▶ **PROBLEM STATEMENT**
Copy every record below exactly.

*****

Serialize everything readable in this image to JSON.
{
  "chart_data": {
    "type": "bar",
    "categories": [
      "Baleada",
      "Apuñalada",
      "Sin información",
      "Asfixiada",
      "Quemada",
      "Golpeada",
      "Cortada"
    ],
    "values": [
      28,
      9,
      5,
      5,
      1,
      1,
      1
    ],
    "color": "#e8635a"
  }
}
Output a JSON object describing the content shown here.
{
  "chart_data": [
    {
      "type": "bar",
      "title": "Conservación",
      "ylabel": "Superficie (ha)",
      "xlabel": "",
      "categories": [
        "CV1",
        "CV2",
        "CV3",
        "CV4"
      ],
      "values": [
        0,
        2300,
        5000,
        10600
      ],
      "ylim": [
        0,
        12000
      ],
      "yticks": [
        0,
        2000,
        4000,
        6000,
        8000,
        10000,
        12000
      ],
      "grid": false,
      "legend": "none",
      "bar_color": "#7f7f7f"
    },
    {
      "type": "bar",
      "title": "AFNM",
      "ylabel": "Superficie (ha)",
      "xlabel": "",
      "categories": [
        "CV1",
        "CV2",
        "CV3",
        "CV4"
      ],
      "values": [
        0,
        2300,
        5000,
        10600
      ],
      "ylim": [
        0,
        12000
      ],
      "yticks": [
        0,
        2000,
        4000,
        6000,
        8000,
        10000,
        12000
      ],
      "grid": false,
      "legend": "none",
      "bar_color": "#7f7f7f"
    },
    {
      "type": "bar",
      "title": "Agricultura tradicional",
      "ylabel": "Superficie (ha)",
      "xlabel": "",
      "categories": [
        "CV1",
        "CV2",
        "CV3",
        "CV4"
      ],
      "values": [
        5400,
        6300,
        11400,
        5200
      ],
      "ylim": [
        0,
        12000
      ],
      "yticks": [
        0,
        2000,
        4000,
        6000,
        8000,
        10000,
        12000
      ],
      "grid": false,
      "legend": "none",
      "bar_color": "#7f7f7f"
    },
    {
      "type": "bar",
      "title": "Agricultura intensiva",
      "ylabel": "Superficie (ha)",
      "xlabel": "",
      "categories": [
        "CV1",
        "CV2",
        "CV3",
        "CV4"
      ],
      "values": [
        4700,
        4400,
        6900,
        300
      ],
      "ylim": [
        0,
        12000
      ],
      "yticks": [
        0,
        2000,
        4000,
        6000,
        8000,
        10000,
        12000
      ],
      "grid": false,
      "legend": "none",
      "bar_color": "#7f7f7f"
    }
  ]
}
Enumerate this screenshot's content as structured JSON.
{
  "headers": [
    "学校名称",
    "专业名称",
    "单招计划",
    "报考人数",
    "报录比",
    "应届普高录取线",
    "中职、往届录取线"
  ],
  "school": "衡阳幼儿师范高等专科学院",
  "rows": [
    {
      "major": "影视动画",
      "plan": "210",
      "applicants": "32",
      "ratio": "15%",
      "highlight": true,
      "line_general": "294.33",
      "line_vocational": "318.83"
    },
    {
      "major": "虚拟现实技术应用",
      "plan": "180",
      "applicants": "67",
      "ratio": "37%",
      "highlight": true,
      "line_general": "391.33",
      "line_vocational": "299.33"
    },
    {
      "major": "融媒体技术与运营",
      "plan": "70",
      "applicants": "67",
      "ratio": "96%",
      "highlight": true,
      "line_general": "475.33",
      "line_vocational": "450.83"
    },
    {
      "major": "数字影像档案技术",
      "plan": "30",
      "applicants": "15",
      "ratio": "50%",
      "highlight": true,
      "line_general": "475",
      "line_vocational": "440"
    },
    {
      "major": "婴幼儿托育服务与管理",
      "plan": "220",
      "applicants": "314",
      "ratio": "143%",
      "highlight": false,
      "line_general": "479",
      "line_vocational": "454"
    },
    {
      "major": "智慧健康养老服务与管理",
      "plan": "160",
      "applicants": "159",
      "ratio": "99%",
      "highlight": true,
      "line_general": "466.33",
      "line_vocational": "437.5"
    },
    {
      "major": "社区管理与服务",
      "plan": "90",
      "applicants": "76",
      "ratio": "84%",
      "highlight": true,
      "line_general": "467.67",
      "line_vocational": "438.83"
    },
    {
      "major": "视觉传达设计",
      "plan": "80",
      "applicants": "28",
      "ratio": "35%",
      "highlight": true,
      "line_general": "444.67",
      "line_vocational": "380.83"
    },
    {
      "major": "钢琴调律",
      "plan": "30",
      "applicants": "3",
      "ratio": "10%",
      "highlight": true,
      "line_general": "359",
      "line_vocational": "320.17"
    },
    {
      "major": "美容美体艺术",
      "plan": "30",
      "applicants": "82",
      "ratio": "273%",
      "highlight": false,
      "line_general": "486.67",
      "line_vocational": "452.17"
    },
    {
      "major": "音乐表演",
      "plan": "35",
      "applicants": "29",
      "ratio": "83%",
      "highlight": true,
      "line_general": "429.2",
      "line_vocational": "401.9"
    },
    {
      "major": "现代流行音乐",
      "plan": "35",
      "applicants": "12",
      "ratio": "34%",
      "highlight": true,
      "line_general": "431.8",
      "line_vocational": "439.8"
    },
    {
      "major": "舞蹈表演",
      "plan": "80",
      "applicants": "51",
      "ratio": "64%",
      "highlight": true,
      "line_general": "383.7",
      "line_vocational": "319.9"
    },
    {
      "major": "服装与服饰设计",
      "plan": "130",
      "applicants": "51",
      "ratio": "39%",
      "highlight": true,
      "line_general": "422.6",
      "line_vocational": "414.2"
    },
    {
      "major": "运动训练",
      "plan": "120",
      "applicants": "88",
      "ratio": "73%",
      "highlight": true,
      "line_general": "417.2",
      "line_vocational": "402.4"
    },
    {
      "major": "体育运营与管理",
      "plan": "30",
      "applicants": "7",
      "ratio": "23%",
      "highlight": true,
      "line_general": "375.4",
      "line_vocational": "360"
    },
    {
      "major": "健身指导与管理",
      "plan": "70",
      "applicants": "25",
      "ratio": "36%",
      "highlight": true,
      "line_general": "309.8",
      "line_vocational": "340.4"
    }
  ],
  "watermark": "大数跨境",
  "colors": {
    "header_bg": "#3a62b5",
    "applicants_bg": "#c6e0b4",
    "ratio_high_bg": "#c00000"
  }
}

*****

▶ **THE SOLUTION**
Serialize everything readable in this image to JSON.
{
  "chart_data": {
    "type": "bar",
    "categories": [
      "Baleada",
      "Apuñalada",
      "Sin información",
      "Asfixiada",
      "Quemada",
      "Golpeada",
      "Cortada"
    ],
    "values": [
      28,
      9,
      5,
      5,
      1,
      1,
      1
    ],
    "color": "#e8635a"
  }
}
Output a JSON object describing the content shown here.
{
  "chart_data": [
    {
      "type": "bar",
      "title": "Conservación",
      "ylabel": "Superficie (ha)",
      "xlabel": "",
      "categories": [
        "CV1",
        "CV2",
        "CV3",
        "CV4"
      ],
      "values": [
        0,
        2300,
        5000,
        10600
      ],
      "ylim": [
        0,
        12000
      ],
      "yticks": [
        0,
        2000,
        4000,
        6000,
        8000,
        10000,
        12000
      ],
      "grid": false,
      "legend": "none",
      "bar_color": "#7f7f7f"
    },
    {
      "type": "bar",
      "title": "AFNM",
      "ylabel": "Superficie (ha)",
      "xlabel": "",
      "categories": [
        "CV1",
        "CV2",
        "CV3",
        "CV4"
      ],
      "values": [
        0,
        2300,
        5000,
        10600
      ],
      "ylim": [
        0,
        12000
      ],
      "yticks": [
        0,
        2000,
        4000,
        6000,
        8000,
        10000,
        12000
      ],
      "grid": false,
      "legend": "none",
      "bar_color": "#7f7f7f"
    },
    {
      "type": "bar",
      "title": "Agricultura tradicional",
      "ylabel": "Superficie (ha)",
      "xlabel": "",
      "categories": [
        "CV1",
        "CV2",
        "CV3",
        "CV4"
      ],
      "values": [
        5400,
        6300,
        11400,
        5200
      ],
      "ylim": [
        0,
        12000
      ],
      "yticks": [
        0,
        2000,
        4000,
        6000,
        8000,
        10000,
        12000
      ],
      "grid": false,
      "legend": "none",
      "bar_color": "#7f7f7f"
    },
    {
      "type": "bar",
      "title": "Agricultura intensiva",
      "ylabel": "Superficie (ha)",
      "xlabel": "",
      "categories": [
        "CV1",
        "CV2",
        "CV3",
        "CV4"
      ],
      "values": [
        4700,
        4400,
        6900,
        300
      ],
      "ylim": [
        0,
        12000
      ],
      "yticks": [
        0,
        2000,
        4000,
        6000,
        8000,
        10000,
        12000
      ],
      "grid": false,
      "legend": "none",
      "bar_color": "#7f7f7f"
    }
  ]
}
Enumerate this screenshot's content as structured JSON.
{
  "headers": [
    "学校名称",
    "专业名称",
    "单招计划",
    "报考人数",
    "报录比",
    "应届普高录取线",
    "中职、往届录取线"
  ],
  "school": "衡阳幼儿师范高等专科学院",
  "rows": [
    {
      "major": "影视动画",
      "plan": "210",
      "applicants": "32",
      "ratio": "15%",
      "highlight": true,
      "line_general": "294.33",
      "line_vocational": "318.83"
    },
    {
      "major": "虚拟现实技术应用",
      "plan": "180",
      "applicants": "67",
      "ratio": "37%",
      "highlight": true,
      "line_general": "391.33",
      "line_vocational": "299.33"
    },
    {
      "major": "融媒体技术与运营",
      "plan": "70",
      "applicants": "67",
      "ratio": "96%",
      "highlight": true,
      "line_general": "475.33",
      "line_vocational": "450.83"
    },
    {
      "major": "数字影像档案技术",
      "plan": "30",
      "applicants": "15",
      "ratio": "50%",
      "highlight": true,
      "line_general": "475",
      "line_vocational": "440"
    },
    {
      "major": "婴幼儿托育服务与管理",
      "plan": "220",
      "applicants": "314",
      "ratio": "143%",
      "highlight": false,
      "line_general": "479",
      "line_vocational": "454"
    },
    {
      "major": "智慧健康养老服务与管理",
      "plan": "160",
      "applicants": "159",
      "ratio": "99%",
      "highlight": true,
      "line_general": "466.33",
      "line_vocational": "437.5"
    },
    {
      "major": "社区管理与服务",
      "plan": "90",
      "applicants": "76",
      "ratio": "84%",
      "highlight": true,
      "line_general": "467.67",
      "line_vocational": "438.83"
    },
    {
      "major": "视觉传达设计",
      "plan": "80",
      "applicants": "28",
      "ratio": "35%",
      "highlight": true,
      "line_general": "444.67",
      "line_vocational": "380.83"
    },
    {
      "major": "钢琴调律",
      "plan": "30",
      "applicants": "3",
      "ratio": "10%",
      "highlight": true,
      "line_general": "359",
      "line_vocational": "320.17"
    },
    {
      "major": "美容美体艺术",
      "plan": "30",
      "applicants": "82",
      "ratio": "273%",
      "highlight": false,
      "line_general": "486.67",
      "line_vocational": "452.17"
    },
    {
      "major": "音乐表演",
      "plan": "35",
      "applicants": "29",
      "ratio": "83%",
      "highlight": true,
      "line_general": "429.2",
      "line_vocational": "401.9"
    },
    {
      "major": "现代流行音乐",
      "plan": "35",
      "applicants": "12",
      "ratio": "34%",
      "highlight": true,
      "line_general": "431.8",
      "line_vocational": "439.8"
    },
    {
      "major": "舞蹈表演",
      "plan": "80",
      "applicants": "51",
      "ratio": "64%",
      "highlight": true,
      "line_general": "383.7",
      "line_vocational": "319.9"
    },
    {
      "major": "服装与服饰设计",
      "plan": "130",
      "applicants": "51",
      "ratio": "39%",
      "highlight": true,
      "line_general": "422.6",
      "line_vocational": "414.2"
    },
    {
      "major": "运动训练",
      "plan": "120",
      "applicants": "88",
      "ratio": "73%",
      "highlight": true,
      "line_general": "417.2",
      "line_vocational": "402.4"
    },
    {
      "major": "体育运营与管理",
      "plan": "30",
      "applicants": "7",
      "ratio": "23%",
      "highlight": true,
      "line_general": "375.4",
      "line_vocational": "360"
    },
    {
      "major": "健身指导与管理",
      "plan": "70",
      "applicants": "25",
      "ratio": "36%",
      "highlight": true,
      "line_general": "309.8",
      "line_vocational": "340.4"
    }
  ],
  "watermark": "大数跨境",
  "colors": {
    "header_bg": "#3a62b5",
    "applicants_bg": "#c6e0b4",
    "ratio_high_bg": "#c00000"
  }
}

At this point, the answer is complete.